4. Statutory embargo: "Section 45 of the Insurance Act – Policy shall not be called in question on the ground of mis-statement after three years.
Provisions regarding Policy not being called into question in terms of Section 45 of the Insurance Act, 1938, as amended from time to time.
01. No Policy of Life Insurance shall be called in question on any ground whatsoever after expiry of 3 yrs from: a. the date of issuance of Policy or b. the date of commencement of risk or c. the date of revival of Policy or c. the date of revival of Policy or
02. On the ground of fraud, a Policy of Life Insurance may be called in question within 3 years from: a. the date of issuance of Policy or b. the date of commencement of risk or c. the date of revival of Policy or d. the date of rider to the Policy whichever is later
For this, the insurer should communicate in writing to the insured or legal representative or nominee or assignees of insured, as applicable, mentioning the ground and materials on which such decision is based."
In view of this provision, Insurance companies cannot repudiate claims after three policy years from the issuance of the policy on ground of misrepresentation, non-disclosure, including fraud. It puts the onus on the insurer to do proper checks at the time of underwriting. The objective being need for robust underwriting process so that all issues are flagged before the policy inception.
However, this three-year embargo has also resulted in mushrooming of systematic frauds with an intent to deceive the insurance companies. The embargo of this provision prevents life insurance companies from repudiating claims after three years, even if any frauds are detected at a later stage. It is interesting to note that there are prevailing judgments passed by various High Courts and Supreme Court of India in other commercial transactions which relax expiry of limitation period to refute a transaction, in case fraud is detected by applicant at a later stage, if reasonable diligence was done. This principally means that in case of fraud cases, relaxation in application of limitation period can generally be given if reasonable diligence is done. In view of such related jurisprudence, equity and natural justice demands that an exception be carved out in Section 45 of the Insurance Act, 1938 or an opportunity be given to the Insurance companies to make appropriate submissions in fraud matters detected beyond three years before various Forums and not dismiss such matters outright due to application of Section 45.

→ **Directions**
- 1) How would you render this sentence from the passage on Section 45 of the Insurance Act in Spanish: "It puts the onus on the insurer to do proper checks at the time of underwriting."
- 2) Reproduce verbatim the portion of the passage on Section 45 of the Insurance Act starting at "In view of this" and ending at "the policy inception.".

Records from a dataset:
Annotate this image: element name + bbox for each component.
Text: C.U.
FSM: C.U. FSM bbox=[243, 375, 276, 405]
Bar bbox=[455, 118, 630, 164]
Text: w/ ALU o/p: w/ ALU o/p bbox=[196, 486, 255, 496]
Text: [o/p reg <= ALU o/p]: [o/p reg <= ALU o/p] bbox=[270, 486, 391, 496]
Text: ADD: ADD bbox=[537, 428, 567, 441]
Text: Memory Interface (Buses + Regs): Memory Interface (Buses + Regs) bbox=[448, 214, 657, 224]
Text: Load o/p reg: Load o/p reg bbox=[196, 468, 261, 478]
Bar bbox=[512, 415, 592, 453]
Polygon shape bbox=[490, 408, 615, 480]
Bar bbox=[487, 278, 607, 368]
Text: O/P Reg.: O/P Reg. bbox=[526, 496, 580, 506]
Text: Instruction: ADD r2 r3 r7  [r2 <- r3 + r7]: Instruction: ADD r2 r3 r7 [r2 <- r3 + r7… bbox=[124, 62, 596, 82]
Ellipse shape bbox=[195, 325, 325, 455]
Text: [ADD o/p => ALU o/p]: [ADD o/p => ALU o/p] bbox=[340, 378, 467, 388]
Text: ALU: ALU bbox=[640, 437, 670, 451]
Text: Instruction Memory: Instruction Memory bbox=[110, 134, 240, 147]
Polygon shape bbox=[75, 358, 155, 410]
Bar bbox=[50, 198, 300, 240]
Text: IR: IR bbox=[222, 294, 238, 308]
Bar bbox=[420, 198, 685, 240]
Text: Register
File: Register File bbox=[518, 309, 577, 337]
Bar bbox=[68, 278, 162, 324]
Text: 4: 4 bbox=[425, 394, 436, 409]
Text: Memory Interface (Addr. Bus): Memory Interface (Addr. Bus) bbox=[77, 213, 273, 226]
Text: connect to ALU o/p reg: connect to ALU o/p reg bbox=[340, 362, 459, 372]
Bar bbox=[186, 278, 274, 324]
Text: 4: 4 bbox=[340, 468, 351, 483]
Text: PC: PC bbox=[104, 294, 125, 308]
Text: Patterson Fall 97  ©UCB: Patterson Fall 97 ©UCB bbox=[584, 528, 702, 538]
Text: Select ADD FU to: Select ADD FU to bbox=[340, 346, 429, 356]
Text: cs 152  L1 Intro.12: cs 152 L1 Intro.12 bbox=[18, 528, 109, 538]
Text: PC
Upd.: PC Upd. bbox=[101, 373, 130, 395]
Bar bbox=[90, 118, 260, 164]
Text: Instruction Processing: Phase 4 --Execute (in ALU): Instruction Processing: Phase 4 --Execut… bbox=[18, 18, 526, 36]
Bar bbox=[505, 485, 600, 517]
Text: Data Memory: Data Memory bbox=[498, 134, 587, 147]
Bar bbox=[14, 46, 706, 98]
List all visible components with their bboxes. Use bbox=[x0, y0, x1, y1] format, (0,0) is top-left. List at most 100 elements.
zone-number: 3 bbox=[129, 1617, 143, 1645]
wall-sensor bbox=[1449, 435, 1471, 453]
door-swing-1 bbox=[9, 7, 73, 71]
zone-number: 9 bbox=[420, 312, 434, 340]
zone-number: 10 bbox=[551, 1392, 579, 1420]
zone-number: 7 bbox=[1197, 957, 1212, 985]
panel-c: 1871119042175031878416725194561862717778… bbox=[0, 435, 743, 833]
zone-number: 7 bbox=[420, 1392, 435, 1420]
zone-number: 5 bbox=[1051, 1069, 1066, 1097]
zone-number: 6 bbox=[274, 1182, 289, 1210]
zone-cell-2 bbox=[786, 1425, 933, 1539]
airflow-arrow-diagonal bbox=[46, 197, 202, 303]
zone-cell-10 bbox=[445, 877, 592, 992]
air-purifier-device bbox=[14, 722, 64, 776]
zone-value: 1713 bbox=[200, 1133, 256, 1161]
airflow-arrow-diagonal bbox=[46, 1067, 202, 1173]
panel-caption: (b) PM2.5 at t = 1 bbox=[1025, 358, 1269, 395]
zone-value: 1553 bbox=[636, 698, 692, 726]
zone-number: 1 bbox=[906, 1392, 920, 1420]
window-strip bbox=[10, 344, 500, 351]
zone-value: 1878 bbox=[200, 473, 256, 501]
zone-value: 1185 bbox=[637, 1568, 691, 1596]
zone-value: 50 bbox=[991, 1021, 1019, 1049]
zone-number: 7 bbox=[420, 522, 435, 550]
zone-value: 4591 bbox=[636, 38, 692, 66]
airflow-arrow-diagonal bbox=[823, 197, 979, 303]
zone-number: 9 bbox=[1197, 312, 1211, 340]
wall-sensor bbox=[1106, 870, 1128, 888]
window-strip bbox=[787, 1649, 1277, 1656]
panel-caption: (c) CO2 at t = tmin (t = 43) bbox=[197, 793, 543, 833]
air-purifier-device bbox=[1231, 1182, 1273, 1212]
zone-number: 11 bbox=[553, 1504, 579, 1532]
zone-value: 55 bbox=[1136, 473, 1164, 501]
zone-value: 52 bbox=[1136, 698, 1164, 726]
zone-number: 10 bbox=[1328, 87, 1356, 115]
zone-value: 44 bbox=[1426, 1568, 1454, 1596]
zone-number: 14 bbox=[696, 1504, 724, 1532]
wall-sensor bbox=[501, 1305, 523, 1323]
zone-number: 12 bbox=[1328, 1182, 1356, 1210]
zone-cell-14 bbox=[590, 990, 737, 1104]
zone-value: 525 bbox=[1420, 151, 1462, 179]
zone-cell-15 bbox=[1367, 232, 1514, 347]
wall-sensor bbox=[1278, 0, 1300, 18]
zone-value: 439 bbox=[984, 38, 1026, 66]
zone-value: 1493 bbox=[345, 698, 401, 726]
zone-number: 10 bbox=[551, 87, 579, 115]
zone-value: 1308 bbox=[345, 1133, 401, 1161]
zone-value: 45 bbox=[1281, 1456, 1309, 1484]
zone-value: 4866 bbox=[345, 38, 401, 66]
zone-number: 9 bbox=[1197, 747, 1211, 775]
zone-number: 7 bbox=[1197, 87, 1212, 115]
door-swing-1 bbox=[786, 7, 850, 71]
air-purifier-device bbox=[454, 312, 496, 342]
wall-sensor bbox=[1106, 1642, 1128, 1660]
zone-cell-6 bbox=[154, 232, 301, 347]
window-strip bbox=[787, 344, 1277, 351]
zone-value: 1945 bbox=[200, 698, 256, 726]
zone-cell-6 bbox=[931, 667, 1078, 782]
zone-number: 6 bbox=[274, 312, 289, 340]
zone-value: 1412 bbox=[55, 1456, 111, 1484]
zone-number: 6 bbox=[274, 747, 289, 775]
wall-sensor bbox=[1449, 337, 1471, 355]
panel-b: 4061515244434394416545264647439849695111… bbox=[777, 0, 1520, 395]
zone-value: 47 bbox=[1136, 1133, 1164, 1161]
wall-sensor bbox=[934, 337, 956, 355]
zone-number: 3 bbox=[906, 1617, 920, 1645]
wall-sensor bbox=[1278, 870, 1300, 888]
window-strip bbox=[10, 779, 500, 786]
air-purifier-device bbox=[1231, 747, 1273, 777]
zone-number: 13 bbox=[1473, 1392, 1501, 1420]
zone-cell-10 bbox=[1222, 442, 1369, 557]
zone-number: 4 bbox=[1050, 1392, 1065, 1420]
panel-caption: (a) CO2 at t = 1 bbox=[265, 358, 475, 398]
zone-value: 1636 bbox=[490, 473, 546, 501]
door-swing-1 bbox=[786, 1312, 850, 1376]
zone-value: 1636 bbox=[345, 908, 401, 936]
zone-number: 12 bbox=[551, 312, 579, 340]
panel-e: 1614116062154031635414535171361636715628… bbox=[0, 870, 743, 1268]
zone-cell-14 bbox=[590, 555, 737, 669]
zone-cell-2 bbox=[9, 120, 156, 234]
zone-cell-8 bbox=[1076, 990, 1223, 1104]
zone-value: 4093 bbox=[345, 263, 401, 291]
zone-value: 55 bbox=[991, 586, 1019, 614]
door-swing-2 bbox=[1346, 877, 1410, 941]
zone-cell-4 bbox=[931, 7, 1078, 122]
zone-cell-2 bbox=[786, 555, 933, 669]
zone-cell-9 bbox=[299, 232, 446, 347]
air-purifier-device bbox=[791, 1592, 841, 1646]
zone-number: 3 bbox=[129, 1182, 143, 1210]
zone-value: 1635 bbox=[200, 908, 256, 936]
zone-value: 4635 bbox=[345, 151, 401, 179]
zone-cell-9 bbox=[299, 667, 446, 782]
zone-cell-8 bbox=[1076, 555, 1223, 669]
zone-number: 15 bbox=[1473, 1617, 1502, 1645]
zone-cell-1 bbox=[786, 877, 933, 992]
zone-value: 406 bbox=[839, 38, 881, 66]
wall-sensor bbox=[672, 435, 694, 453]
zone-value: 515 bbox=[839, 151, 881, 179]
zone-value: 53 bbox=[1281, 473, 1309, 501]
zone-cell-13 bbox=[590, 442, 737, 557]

→ **Per-task answers**
- 1) Impone al asegurador la carga de realizar las verificaciones adecuadas en el momento de la suscripción.

- 2)
In view of this provision, Insurance companies cannot repudiate claims after three policy years from the issuance of the policy on ground of misrepresentation, non-disclosure, including fraud. It puts the onus on the insurer to do proper checks at the time of underwriting. The objective being need for robust underwriting process so that all issues are flagged before the policy inception.